[Figure data in JSON]
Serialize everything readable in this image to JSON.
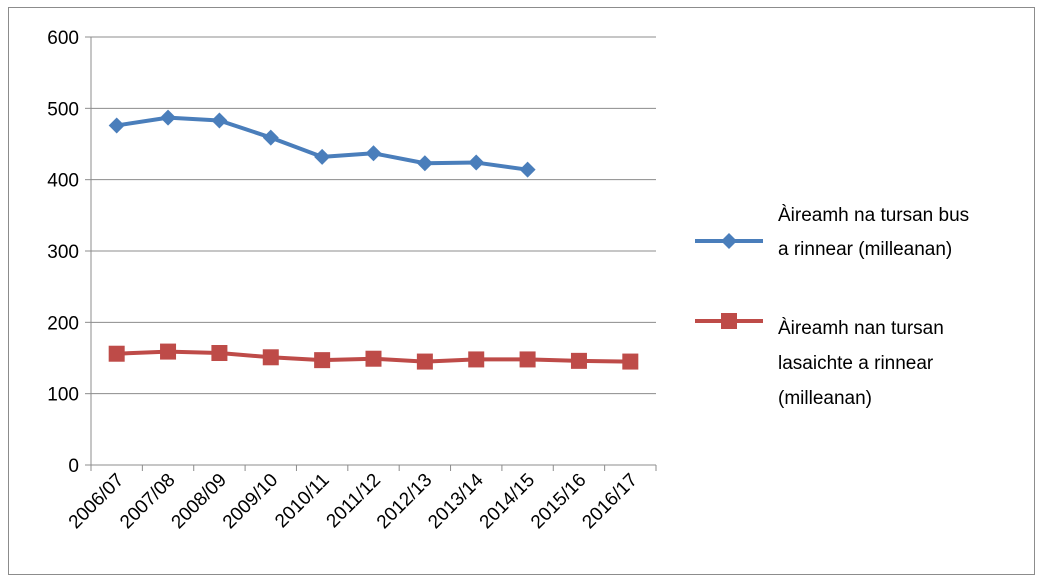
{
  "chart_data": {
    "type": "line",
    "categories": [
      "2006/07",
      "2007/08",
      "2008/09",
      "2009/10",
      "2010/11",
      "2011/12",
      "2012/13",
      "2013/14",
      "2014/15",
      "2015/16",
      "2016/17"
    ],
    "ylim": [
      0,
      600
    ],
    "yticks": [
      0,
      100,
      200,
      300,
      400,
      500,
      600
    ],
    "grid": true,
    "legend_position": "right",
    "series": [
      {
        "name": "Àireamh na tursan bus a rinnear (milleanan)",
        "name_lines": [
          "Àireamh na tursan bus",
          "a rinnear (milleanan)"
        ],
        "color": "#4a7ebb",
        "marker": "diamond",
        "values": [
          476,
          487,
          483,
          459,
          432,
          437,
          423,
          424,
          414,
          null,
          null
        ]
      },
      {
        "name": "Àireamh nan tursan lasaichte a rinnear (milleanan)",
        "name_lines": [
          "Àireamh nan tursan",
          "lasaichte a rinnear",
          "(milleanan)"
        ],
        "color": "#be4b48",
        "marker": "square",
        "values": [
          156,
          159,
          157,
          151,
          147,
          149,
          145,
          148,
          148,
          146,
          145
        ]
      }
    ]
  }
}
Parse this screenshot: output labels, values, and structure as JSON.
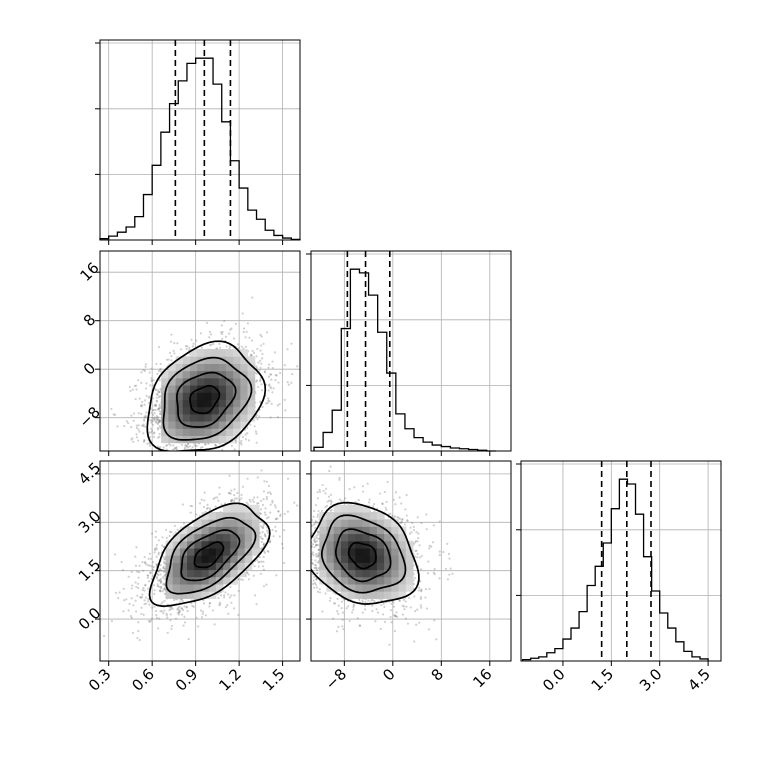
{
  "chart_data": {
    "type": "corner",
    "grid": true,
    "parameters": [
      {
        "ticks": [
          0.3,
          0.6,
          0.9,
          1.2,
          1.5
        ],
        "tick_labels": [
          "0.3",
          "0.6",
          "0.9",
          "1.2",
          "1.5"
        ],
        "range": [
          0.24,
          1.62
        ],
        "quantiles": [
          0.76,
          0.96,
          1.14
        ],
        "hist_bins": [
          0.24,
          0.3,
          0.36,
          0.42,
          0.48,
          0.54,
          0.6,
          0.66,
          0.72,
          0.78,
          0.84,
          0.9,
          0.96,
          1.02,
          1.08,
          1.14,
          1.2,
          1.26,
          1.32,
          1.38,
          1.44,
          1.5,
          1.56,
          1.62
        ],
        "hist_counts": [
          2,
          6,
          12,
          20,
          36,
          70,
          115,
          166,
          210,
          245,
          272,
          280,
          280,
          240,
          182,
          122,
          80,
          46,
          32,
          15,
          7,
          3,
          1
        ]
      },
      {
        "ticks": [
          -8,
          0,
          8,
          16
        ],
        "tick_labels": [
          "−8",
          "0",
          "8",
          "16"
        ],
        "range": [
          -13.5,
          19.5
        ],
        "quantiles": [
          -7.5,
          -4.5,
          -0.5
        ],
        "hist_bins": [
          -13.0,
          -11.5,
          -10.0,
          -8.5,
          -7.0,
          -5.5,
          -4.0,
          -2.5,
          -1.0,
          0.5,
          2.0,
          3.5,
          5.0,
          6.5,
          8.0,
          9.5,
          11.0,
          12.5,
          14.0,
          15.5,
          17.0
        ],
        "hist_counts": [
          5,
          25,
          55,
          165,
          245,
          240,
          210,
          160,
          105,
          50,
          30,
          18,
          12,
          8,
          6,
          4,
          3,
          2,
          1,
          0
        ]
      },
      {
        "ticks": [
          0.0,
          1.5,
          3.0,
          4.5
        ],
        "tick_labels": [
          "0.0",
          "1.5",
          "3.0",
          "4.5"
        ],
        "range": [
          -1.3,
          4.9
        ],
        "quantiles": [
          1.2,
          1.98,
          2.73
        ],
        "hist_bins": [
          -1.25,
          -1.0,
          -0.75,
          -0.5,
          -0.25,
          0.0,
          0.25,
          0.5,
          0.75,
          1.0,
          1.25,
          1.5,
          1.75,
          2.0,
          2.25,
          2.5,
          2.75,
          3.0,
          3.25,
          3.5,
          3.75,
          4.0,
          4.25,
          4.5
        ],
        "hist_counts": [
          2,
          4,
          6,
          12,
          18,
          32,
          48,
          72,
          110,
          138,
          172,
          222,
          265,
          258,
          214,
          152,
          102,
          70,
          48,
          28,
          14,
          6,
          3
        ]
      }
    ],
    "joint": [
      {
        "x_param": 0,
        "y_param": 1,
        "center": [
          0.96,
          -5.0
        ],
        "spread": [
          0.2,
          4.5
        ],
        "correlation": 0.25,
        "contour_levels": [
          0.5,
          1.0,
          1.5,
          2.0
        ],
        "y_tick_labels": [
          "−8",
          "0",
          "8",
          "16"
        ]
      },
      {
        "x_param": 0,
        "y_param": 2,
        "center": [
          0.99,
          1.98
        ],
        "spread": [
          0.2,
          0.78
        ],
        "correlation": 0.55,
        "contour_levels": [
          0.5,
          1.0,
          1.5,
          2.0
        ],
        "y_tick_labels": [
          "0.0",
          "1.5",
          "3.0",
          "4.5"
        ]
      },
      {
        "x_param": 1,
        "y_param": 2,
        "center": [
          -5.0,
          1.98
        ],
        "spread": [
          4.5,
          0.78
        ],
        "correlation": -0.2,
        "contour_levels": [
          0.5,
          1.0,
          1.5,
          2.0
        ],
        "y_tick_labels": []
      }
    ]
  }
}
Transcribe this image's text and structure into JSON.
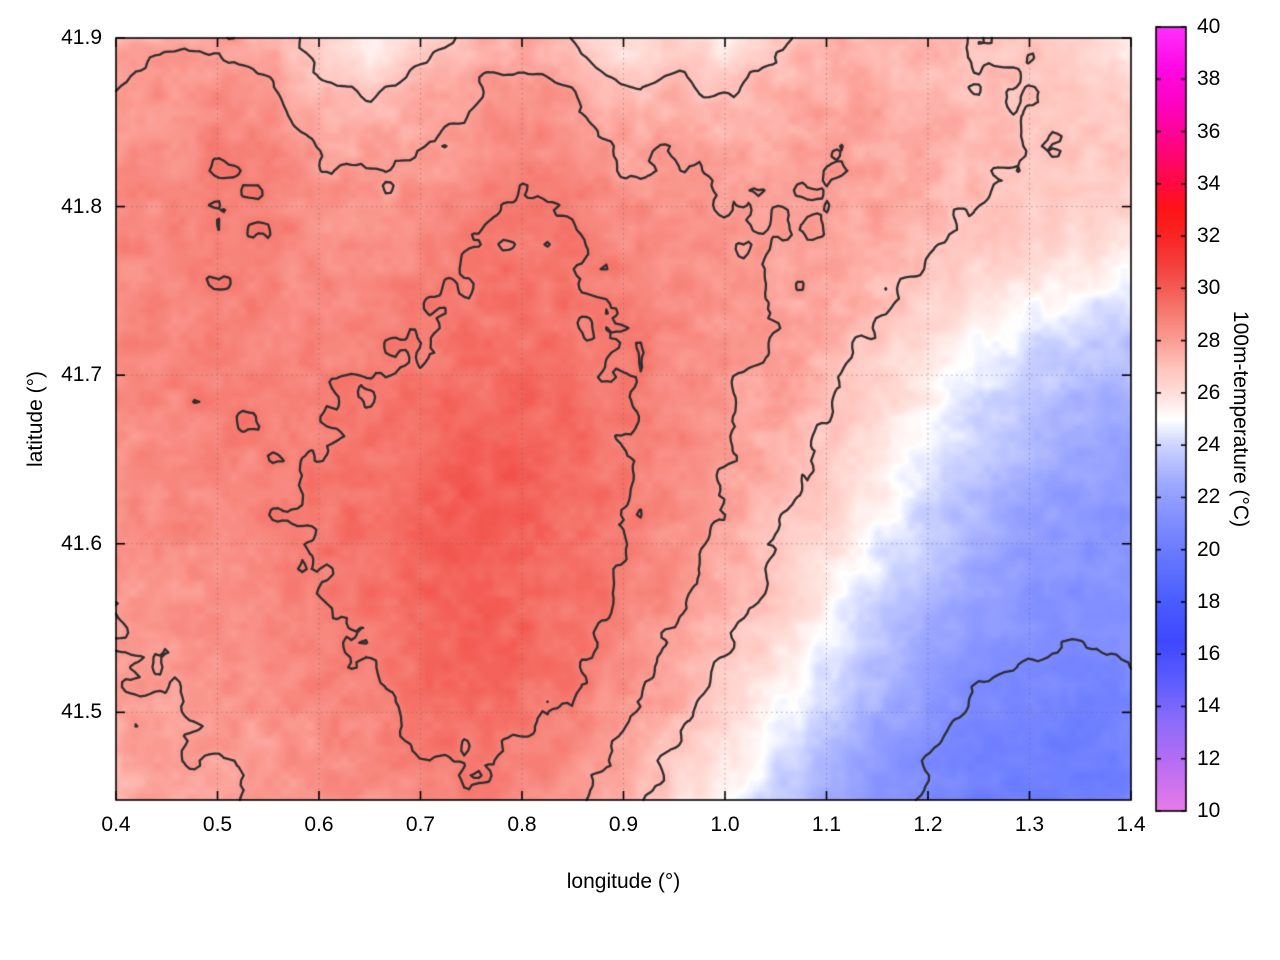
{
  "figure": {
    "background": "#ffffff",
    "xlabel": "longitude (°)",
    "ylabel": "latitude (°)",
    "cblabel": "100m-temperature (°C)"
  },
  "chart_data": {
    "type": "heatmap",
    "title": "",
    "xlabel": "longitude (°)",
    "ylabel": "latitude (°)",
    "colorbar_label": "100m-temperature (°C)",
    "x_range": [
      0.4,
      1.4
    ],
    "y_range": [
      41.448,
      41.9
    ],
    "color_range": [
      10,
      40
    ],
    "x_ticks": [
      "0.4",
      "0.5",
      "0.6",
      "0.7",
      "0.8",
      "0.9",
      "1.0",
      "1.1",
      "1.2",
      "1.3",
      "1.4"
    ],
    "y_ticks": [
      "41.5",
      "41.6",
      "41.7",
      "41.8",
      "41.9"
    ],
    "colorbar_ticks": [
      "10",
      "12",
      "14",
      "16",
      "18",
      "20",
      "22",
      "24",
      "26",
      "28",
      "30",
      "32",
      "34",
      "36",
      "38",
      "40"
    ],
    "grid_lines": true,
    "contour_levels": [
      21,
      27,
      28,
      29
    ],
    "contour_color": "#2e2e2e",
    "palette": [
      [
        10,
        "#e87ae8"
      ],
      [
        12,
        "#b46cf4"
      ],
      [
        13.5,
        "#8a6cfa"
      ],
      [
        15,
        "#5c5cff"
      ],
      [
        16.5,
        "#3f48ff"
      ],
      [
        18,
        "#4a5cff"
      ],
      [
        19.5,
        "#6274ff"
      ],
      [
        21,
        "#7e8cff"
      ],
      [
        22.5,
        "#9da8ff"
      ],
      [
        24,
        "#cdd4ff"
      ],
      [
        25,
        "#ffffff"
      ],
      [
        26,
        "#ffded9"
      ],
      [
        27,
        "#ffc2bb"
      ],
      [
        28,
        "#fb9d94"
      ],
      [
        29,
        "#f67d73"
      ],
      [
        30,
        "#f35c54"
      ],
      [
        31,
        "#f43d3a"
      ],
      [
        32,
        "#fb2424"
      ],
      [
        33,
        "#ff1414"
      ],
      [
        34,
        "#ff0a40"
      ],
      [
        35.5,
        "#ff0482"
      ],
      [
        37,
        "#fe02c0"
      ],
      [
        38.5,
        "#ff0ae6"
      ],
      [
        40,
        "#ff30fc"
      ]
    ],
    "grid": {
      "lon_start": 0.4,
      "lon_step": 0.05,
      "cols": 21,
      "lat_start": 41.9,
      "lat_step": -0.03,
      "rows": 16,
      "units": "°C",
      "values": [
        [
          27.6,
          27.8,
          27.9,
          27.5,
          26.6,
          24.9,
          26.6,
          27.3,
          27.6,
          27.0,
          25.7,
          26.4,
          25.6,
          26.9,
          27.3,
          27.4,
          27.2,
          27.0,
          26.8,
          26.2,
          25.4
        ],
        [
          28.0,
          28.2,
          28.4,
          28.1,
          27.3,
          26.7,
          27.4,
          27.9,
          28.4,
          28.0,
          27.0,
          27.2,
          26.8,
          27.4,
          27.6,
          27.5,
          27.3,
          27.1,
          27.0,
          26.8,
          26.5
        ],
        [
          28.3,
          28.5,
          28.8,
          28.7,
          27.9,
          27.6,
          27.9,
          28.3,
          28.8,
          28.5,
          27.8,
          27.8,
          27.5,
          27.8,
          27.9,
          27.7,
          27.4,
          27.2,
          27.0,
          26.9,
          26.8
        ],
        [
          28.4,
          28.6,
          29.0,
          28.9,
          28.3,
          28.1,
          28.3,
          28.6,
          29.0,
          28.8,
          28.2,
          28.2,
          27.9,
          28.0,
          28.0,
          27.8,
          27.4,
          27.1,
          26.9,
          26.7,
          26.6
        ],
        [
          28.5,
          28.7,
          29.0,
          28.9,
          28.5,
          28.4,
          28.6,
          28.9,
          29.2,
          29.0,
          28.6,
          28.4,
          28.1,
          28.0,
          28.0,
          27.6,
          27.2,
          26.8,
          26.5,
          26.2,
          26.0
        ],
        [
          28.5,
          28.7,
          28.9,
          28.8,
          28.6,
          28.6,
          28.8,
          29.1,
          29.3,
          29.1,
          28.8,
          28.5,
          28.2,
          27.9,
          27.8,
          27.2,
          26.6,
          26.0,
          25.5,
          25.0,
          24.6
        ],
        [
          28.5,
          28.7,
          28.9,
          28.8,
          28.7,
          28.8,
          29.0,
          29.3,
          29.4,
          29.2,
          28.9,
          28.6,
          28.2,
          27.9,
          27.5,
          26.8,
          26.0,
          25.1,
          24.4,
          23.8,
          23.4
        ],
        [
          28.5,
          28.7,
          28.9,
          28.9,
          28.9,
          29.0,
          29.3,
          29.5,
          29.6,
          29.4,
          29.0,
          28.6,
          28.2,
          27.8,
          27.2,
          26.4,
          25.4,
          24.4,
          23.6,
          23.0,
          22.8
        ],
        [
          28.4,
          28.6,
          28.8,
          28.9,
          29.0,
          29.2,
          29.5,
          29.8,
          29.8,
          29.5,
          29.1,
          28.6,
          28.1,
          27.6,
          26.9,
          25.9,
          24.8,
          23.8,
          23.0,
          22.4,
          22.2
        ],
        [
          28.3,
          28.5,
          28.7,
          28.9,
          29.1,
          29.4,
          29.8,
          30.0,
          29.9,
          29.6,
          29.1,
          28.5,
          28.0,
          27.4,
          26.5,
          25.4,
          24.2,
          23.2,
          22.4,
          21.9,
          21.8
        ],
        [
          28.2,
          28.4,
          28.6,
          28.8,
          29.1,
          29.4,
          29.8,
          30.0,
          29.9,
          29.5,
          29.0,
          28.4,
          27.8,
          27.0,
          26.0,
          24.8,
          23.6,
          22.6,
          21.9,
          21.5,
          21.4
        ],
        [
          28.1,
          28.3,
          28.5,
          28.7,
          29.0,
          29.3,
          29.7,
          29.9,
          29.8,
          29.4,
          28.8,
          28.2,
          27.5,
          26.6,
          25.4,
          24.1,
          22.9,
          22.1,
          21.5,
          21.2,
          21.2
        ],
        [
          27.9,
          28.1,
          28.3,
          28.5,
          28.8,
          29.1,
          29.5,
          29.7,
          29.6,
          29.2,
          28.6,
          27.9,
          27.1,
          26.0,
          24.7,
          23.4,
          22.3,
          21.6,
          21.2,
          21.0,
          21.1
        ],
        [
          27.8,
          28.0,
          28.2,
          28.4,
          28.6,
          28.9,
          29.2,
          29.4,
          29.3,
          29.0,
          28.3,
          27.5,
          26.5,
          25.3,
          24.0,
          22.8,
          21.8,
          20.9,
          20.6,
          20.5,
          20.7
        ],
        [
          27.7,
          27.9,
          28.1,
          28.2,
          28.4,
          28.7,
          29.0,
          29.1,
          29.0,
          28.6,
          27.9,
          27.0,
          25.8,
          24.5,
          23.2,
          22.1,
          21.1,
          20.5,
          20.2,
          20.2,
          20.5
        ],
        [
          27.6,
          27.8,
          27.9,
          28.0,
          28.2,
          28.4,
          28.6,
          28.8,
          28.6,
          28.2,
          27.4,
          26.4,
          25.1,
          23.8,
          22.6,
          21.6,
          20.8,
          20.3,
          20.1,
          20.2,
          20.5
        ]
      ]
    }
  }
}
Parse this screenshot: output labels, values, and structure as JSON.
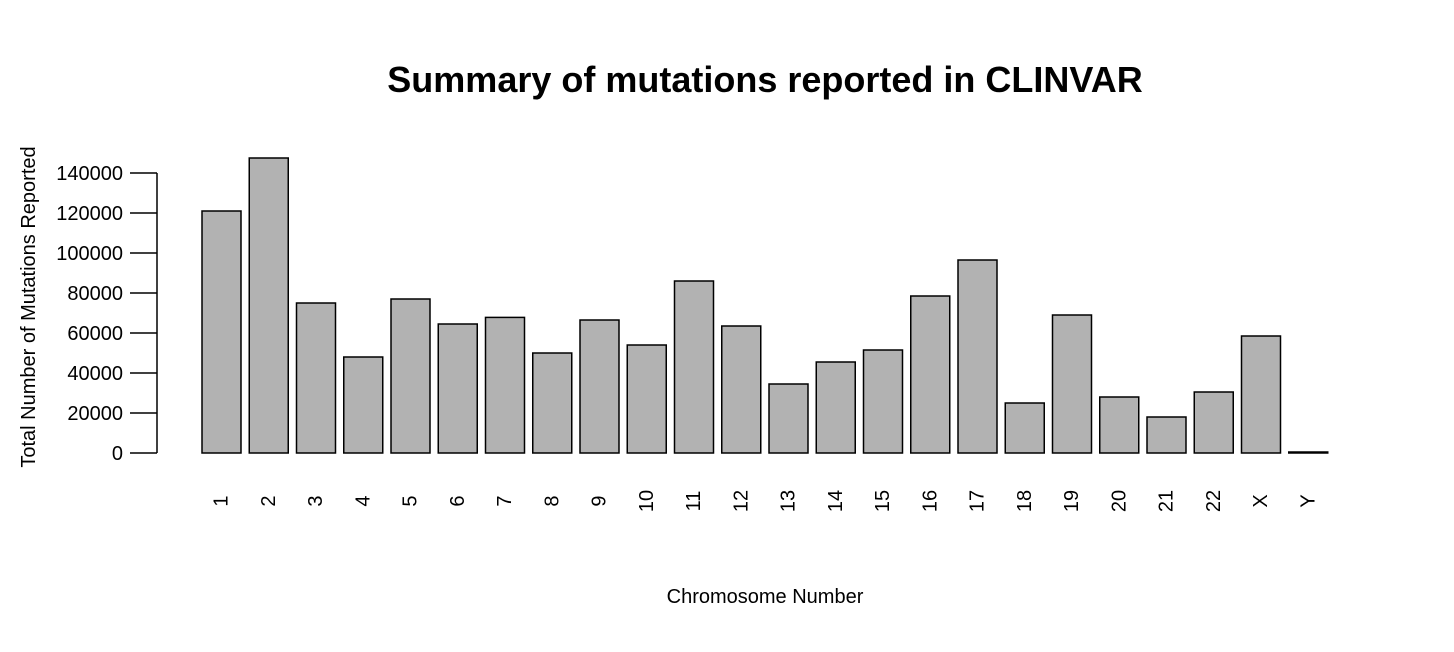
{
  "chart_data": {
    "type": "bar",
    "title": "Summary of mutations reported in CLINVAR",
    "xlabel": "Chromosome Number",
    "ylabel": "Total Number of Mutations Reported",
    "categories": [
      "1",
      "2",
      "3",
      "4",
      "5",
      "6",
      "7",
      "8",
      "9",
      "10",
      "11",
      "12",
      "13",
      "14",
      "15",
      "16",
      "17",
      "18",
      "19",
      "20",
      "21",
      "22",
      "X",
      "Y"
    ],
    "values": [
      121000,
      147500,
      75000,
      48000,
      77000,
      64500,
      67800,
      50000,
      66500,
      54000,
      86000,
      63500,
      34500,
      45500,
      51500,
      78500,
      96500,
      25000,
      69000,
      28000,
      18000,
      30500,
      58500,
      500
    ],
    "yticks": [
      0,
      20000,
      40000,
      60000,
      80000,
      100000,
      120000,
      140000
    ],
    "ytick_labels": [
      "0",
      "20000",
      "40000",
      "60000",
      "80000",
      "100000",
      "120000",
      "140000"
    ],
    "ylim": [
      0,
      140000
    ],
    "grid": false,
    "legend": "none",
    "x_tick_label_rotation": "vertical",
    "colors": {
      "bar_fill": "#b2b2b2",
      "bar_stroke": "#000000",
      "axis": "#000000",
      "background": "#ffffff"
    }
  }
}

:: Work to complete ::
In the entries above, find lines with "Number" and copy each.

:: Complete answer ::
    "xlabel": "Chromosome Number",
    "ylabel": "Total Number of Mutations Reported",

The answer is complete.